WHAT YOU WILL DO:
Pick out the lines containing "this".

PROVIDED RECORDS:
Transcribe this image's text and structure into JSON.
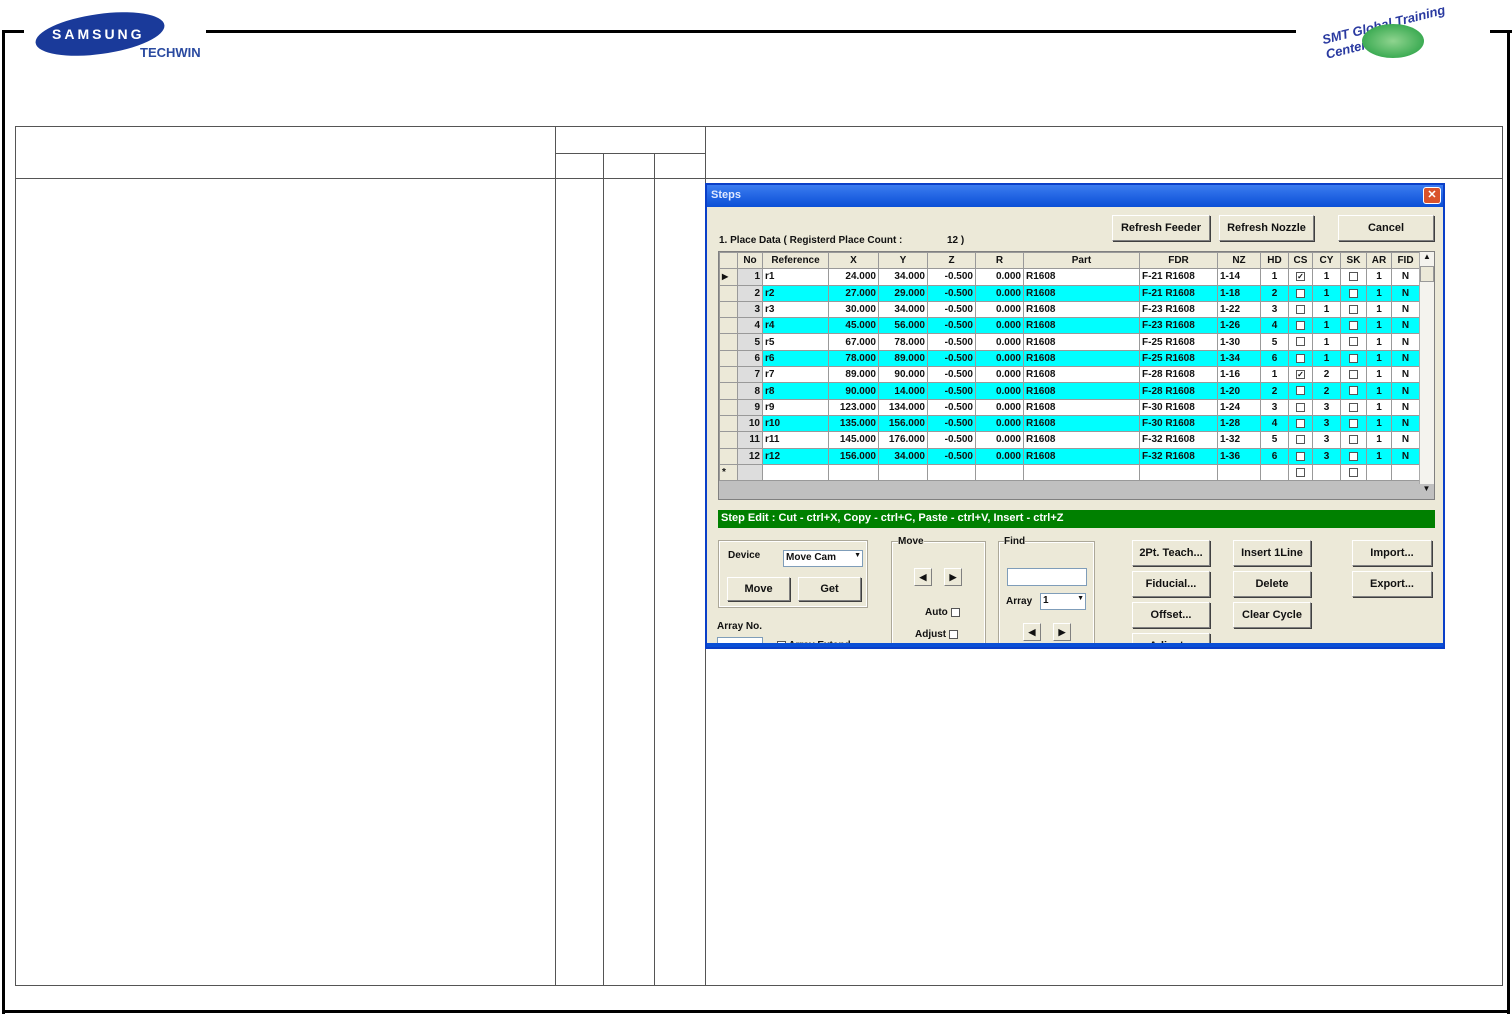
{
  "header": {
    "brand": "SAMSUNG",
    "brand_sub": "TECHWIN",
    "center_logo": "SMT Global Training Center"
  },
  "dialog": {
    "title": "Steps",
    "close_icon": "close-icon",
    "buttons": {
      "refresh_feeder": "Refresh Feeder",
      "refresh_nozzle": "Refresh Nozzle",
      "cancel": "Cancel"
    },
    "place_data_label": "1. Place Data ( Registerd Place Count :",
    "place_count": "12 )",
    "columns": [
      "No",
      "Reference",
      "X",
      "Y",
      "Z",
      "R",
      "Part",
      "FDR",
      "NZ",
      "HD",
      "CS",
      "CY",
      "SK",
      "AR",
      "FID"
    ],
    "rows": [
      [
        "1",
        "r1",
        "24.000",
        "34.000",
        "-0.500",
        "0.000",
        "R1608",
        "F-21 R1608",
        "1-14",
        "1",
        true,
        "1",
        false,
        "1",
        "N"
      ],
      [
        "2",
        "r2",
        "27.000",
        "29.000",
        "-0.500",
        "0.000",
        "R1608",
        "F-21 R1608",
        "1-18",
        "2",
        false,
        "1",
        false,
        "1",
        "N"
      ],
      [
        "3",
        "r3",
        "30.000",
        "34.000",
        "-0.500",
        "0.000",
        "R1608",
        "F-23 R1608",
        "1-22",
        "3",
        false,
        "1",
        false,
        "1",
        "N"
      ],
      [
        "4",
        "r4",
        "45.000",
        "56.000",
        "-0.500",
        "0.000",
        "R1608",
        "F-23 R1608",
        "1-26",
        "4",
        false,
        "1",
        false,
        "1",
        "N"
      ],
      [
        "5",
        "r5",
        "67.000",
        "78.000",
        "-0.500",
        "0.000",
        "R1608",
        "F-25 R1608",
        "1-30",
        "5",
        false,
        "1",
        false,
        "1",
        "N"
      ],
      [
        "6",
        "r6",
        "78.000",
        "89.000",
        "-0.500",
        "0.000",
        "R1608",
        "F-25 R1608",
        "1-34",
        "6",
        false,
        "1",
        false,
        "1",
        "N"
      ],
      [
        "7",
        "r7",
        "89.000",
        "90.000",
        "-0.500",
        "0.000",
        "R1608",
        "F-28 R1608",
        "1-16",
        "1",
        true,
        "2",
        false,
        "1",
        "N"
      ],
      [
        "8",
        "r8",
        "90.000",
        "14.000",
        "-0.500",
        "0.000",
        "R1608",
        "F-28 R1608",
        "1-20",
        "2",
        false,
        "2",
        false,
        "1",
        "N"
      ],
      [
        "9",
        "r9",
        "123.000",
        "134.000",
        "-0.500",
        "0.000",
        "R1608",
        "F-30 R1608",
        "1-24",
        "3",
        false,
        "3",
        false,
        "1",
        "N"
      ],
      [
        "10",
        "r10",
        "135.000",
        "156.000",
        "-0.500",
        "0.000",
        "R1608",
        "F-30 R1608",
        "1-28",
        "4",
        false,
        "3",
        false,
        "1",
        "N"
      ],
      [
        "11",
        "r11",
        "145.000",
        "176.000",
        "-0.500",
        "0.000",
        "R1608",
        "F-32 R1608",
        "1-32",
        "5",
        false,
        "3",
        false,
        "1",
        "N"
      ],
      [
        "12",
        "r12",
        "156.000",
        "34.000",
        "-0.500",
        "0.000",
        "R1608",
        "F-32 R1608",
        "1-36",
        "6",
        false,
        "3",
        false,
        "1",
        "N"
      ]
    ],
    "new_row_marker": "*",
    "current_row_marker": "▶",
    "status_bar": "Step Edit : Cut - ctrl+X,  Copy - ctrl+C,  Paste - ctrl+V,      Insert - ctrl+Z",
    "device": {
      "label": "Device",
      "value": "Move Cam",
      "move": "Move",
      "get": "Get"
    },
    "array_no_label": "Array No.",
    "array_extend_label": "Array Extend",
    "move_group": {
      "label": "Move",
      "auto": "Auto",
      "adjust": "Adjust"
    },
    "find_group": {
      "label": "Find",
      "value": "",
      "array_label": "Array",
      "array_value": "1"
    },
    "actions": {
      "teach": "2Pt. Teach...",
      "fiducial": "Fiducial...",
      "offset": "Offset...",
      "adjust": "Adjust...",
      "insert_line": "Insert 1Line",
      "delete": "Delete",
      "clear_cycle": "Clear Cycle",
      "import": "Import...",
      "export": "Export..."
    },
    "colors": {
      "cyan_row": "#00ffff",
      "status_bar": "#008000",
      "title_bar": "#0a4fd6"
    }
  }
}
==
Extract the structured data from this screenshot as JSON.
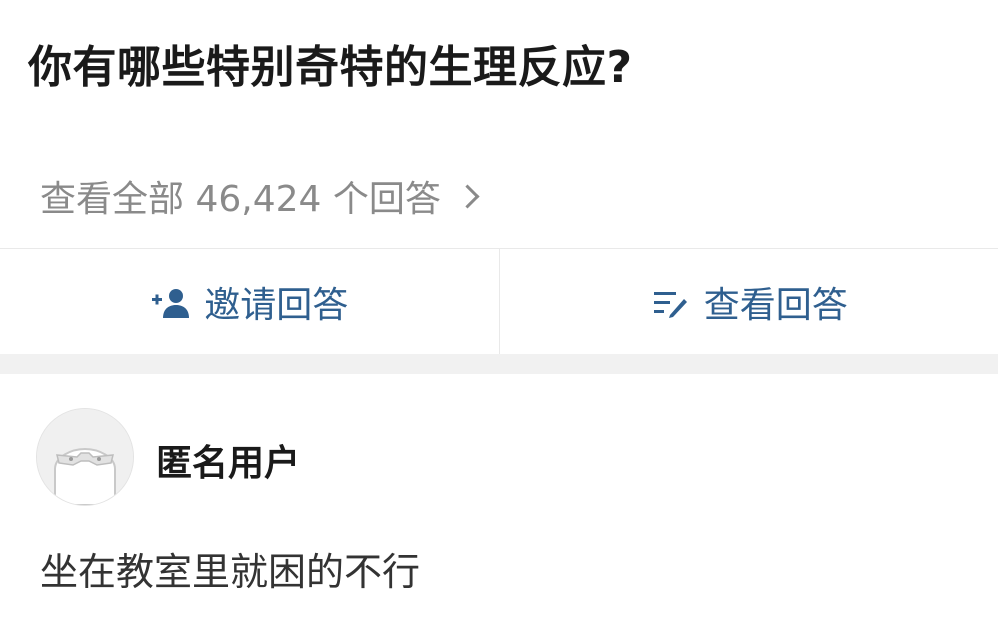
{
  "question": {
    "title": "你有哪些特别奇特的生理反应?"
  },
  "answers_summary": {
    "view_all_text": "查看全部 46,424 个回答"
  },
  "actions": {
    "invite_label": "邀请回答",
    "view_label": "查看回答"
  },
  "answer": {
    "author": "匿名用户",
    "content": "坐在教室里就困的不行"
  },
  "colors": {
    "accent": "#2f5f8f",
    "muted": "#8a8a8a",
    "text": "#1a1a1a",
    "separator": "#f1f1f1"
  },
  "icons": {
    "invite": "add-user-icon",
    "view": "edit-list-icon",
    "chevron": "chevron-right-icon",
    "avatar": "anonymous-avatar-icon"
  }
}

RESULT:
Transcribe this image's text and structure into JSON.
Extract the structured data from this screenshot as JSON.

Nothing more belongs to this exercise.